--- Source excerpt ---

That's what you get with AT&T (NYSE: T), a market leader with a very robust dividend and one of the best balance sheets in the business. Its debt-to-equity ratio is 89%, compared with rival Verizon's (NYSE: VZ) 110%. During 2012, AT&T doubled its share buyback authorization, to 600 million shares.

The focus for AT&T going forward is wireless, which is a $22 billion per year business for the company and will likely continue to be its main revenue driver. AT&T already offers users some of the fastest speeds in the wireless Internet space, and it's running ahead of schedule for its 4G LTE buildout.

AT&T covers some 250 million users with 4G LTE, and it expects to have that number up to 300 million by the end of this year. AT&T beat T-Mobile U.S. (NYSE: TMUS) to the punch with its offer to pay subscribers' cancellation fee to switch to their service.

This is just the latest step in AT&T's move to expand its subscriber base. Last year, it bought the largest prepaid wireless operator in the U.S., Leap Wireless International (Nasdaq: LEAP), for $1.2 billion. The acquisition will give AT&T control over Leap's spectrum, which covers 137 million subscribers. Further, the deal will endow AT&T with a stronger prepaid business line and more customer care service facilities and low-cost data plans. The deal is awaiting regulatory approval and is expected to be completed early this year.

AT&T is also looking at opportunities to improve its growth profile through a number of strategic
initiatives. The carrier started offering a new device upgrade service called AT&T Next that allows subscribers, both new and existing, to change out their old smartphones or tablets every year without an upgrade fee or down payment.

Last month, AT&T sold its wireline residential and business service in Connecticut to Frontier Communications (Nasdaq: FTR) for $2 billion. As AT&T exits the wireline business, it's looking at wireless assets overseas. There has been speculation in the media that AT&T could possibly buy Vodafone Group (Nasdaq: FON) or another British telecom, Cable & Wireless Communications.

AT&T has said that it will not be making an offer for Vodafone, but the company has indicated that it's still interested in a deal. In any event, Europe will continue to be a priority for AT&T as the U.S. wireless market becomes more competitive.

--- Material ---

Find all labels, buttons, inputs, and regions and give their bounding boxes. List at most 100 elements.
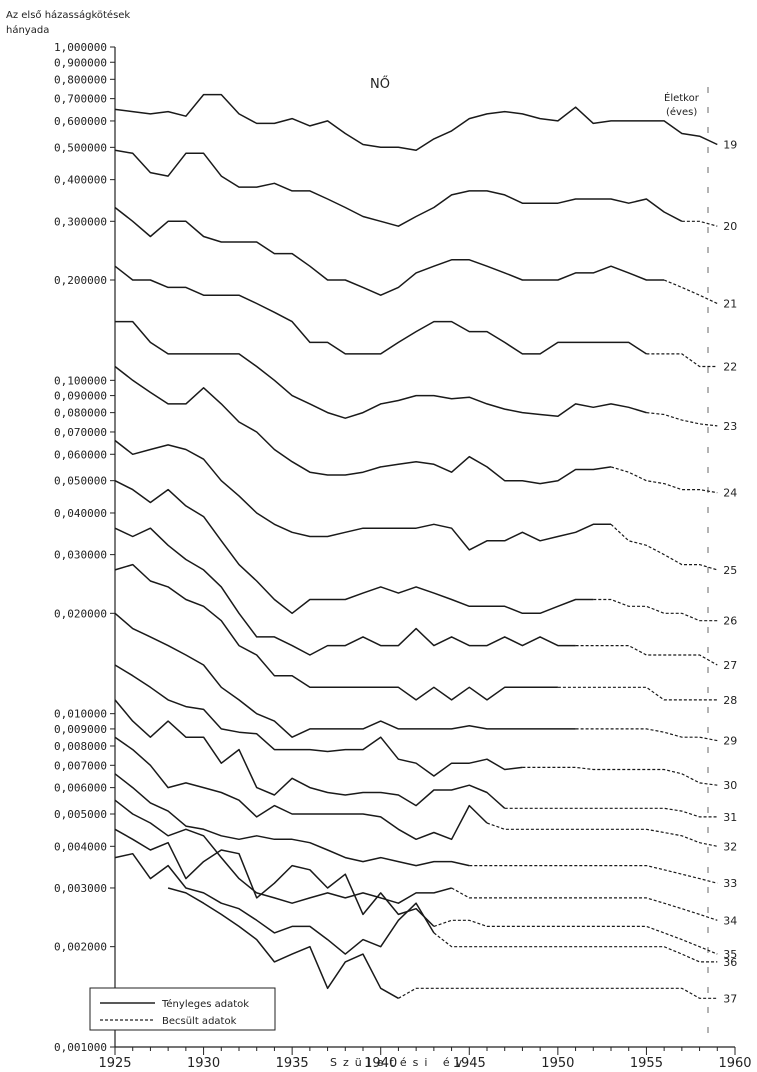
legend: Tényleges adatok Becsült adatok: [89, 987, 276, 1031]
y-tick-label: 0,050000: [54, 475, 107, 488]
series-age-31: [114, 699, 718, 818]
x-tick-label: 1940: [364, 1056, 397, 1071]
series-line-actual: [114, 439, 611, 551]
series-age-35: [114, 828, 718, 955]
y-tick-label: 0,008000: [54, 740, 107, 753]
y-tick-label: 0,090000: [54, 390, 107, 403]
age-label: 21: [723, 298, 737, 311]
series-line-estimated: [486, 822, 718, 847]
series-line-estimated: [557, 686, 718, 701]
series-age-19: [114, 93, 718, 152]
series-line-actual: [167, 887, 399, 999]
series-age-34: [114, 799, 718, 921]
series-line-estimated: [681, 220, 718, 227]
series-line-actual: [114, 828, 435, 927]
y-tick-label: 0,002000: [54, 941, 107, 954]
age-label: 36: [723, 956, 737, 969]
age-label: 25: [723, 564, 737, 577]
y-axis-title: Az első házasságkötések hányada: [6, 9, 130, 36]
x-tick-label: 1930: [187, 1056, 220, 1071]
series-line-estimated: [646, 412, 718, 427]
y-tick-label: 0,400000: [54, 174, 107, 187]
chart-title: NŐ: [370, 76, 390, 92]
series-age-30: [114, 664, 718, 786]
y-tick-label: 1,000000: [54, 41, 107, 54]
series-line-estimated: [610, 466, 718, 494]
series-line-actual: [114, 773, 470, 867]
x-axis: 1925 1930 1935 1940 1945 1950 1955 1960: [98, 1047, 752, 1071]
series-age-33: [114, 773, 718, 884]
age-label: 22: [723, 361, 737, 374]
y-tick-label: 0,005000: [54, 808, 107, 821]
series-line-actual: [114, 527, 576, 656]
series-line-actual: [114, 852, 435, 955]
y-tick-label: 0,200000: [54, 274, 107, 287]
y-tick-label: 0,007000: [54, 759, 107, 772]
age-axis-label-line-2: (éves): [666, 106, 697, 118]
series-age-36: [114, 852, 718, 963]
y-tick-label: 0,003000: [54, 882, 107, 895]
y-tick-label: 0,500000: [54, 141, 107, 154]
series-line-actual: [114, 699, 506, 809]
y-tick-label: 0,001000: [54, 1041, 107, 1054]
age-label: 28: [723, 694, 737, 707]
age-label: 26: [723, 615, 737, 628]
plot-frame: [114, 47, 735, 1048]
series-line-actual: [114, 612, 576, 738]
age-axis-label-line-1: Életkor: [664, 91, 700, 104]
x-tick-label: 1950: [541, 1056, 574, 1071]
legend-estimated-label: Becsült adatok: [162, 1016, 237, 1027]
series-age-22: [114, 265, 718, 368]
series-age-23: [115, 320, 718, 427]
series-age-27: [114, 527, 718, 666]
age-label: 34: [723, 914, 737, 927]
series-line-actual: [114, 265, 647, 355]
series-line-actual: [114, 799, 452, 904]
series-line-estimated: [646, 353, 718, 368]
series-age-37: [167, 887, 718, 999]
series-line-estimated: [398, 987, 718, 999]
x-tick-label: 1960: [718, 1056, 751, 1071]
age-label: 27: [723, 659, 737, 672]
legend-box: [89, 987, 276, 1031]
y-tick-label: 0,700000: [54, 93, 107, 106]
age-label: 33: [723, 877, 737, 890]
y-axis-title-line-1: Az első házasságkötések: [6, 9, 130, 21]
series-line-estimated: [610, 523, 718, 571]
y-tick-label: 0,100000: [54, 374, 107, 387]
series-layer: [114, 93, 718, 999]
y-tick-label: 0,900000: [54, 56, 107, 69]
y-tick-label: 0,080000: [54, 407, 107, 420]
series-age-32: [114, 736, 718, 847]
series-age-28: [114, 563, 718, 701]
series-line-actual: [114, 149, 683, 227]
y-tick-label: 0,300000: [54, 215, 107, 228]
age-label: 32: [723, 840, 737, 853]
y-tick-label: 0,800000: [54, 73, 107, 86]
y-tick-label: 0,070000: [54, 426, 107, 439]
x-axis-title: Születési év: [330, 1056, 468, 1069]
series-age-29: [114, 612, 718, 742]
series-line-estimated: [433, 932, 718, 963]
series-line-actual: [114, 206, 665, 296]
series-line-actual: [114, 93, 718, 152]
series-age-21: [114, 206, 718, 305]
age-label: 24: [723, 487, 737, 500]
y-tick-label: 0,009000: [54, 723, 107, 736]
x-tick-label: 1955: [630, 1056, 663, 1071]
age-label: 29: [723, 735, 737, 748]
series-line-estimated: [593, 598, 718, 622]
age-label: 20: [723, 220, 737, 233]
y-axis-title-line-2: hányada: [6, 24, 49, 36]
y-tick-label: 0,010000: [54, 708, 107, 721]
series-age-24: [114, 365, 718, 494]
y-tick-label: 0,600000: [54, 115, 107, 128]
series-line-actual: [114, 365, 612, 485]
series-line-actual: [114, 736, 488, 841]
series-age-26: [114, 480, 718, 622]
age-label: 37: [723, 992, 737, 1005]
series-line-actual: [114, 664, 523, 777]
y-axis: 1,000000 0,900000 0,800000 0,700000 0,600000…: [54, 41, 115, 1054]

---

▸ What this exercise asks
1. How much did AT&T receive for the wireline residential and business service it sold in Connecticut, and who bought it, according to the AT&T excerpt?
2. Rewrite a passage of the AT&T excerpt, beginning at the words "Last month, AT&T" and stopping after "Cable & Wireless Communications.", with "speculation" replaced by "talk".

▸ Solutions below
1. $2 billion, from Frontier Communications.

2.
Last month, AT&T sold its wireline residential and business service in Connecticut to Frontier Communications (Nasdaq: FTR) for $2 billion. As AT&T exits the wireline business, it's looking at wireless assets overseas. There has been talk in the media that AT&T could possibly buy Vodafone Group (Nasdaq: FON) or another British telecom, Cable & Wireless Communications.